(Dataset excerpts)

┄┄┄┄┄┄

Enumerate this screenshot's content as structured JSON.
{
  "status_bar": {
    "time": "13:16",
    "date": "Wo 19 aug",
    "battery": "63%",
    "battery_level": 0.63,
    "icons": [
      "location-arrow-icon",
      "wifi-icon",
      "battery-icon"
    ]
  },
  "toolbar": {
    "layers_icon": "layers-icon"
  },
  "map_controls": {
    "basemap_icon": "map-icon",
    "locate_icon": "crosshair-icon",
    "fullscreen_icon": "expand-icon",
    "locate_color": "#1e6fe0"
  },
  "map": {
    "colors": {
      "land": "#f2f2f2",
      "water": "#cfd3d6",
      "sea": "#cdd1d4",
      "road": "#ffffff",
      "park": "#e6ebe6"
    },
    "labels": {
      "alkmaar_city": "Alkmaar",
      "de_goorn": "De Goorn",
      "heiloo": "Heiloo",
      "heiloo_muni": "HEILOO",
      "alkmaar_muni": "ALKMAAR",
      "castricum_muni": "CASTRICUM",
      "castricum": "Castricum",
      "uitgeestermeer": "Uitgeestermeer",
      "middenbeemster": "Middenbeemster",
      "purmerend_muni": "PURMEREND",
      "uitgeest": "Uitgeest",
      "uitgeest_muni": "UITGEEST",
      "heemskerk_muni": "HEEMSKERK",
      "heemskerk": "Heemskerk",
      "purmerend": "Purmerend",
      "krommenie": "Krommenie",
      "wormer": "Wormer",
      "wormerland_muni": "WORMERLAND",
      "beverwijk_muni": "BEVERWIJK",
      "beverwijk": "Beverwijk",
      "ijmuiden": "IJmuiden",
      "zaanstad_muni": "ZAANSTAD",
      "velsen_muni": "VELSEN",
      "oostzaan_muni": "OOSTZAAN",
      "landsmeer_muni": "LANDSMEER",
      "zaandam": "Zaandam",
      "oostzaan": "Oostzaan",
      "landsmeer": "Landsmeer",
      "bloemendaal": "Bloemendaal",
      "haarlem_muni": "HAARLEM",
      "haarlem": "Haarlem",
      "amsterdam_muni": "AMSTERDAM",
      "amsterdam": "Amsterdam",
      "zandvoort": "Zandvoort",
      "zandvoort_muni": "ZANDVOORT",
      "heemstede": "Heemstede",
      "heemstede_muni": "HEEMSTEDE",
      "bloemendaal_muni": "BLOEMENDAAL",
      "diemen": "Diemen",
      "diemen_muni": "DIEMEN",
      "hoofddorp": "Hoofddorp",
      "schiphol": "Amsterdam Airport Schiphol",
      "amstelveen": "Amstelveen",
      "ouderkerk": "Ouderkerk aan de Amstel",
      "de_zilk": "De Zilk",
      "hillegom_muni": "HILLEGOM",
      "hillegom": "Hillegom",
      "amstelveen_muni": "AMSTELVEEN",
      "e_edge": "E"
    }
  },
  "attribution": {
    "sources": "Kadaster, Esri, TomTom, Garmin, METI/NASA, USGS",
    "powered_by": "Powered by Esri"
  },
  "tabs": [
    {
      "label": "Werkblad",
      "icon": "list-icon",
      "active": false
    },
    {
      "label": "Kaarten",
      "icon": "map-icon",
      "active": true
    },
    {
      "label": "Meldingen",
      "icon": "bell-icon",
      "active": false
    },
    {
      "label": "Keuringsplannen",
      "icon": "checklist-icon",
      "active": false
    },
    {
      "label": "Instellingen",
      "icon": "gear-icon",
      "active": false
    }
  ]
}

┄┄┄┄┄┄

| What to work on |
Quote all of the entries verbatim.

| Full solution |
Enumerate this screenshot's content as structured JSON.
{
  "status_bar": {
    "time": "13:16",
    "date": "Wo 19 aug",
    "battery": "63%",
    "battery_level": 0.63,
    "icons": [
      "location-arrow-icon",
      "wifi-icon",
      "battery-icon"
    ]
  },
  "toolbar": {
    "layers_icon": "layers-icon"
  },
  "map_controls": {
    "basemap_icon": "map-icon",
    "locate_icon": "crosshair-icon",
    "fullscreen_icon": "expand-icon",
    "locate_color": "#1e6fe0"
  },
  "map": {
    "colors": {
      "land": "#f2f2f2",
      "water": "#cfd3d6",
      "sea": "#cdd1d4",
      "road": "#ffffff",
      "park": "#e6ebe6"
    },
    "labels": {
      "alkmaar_city": "Alkmaar",
      "de_goorn": "De Goorn",
      "heiloo": "Heiloo",
      "heiloo_muni": "HEILOO",
      "alkmaar_muni": "ALKMAAR",
      "castricum_muni": "CASTRICUM",
      "castricum": "Castricum",
      "uitgeestermeer": "Uitgeestermeer",
      "middenbeemster": "Middenbeemster",
      "purmerend_muni": "PURMEREND",
      "uitgeest": "Uitgeest",
      "uitgeest_muni": "UITGEEST",
      "heemskerk_muni": "HEEMSKERK",
      "heemskerk": "Heemskerk",
      "purmerend": "Purmerend",
      "krommenie": "Krommenie",
      "wormer": "Wormer",
      "wormerland_muni": "WORMERLAND",
      "beverwijk_muni": "BEVERWIJK",
      "beverwijk": "Beverwijk",
      "ijmuiden": "IJmuiden",
      "zaanstad_muni": "ZAANSTAD",
      "velsen_muni": "VELSEN",
      "oostzaan_muni": "OOSTZAAN",
      "landsmeer_muni": "LANDSMEER",
      "zaandam": "Zaandam",
      "oostzaan": "Oostzaan",
      "landsmeer": "Landsmeer",
      "bloemendaal": "Bloemendaal",
      "haarlem_muni": "HAARLEM",
      "haarlem": "Haarlem",
      "amsterdam_muni": "AMSTERDAM",
      "amsterdam": "Amsterdam",
      "zandvoort": "Zandvoort",
      "zandvoort_muni": "ZANDVOORT",
      "heemstede": "Heemstede",
      "heemstede_muni": "HEEMSTEDE",
      "bloemendaal_muni": "BLOEMENDAAL",
      "diemen": "Diemen",
      "diemen_muni": "DIEMEN",
      "hoofddorp": "Hoofddorp",
      "schiphol": "Amsterdam Airport Schiphol",
      "amstelveen": "Amstelveen",
      "ouderkerk": "Ouderkerk aan de Amstel",
      "de_zilk": "De Zilk",
      "hillegom_muni": "HILLEGOM",
      "hillegom": "Hillegom",
      "amstelveen_muni": "AMSTELVEEN",
      "e_edge": "E"
    }
  },
  "attribution": {
    "sources": "Kadaster, Esri, TomTom, Garmin, METI/NASA, USGS",
    "powered_by": "Powered by Esri"
  },
  "tabs": [
    {
      "label": "Werkblad",
      "icon": "list-icon",
      "active": false
    },
    {
      "label": "Kaarten",
      "icon": "map-icon",
      "active": true
    },
    {
      "label": "Meldingen",
      "icon": "bell-icon",
      "active": false
    },
    {
      "label": "Keuringsplannen",
      "icon": "checklist-icon",
      "active": false
    },
    {
      "label": "Instellingen",
      "icon": "gear-icon",
      "active": false
    }
  ]
}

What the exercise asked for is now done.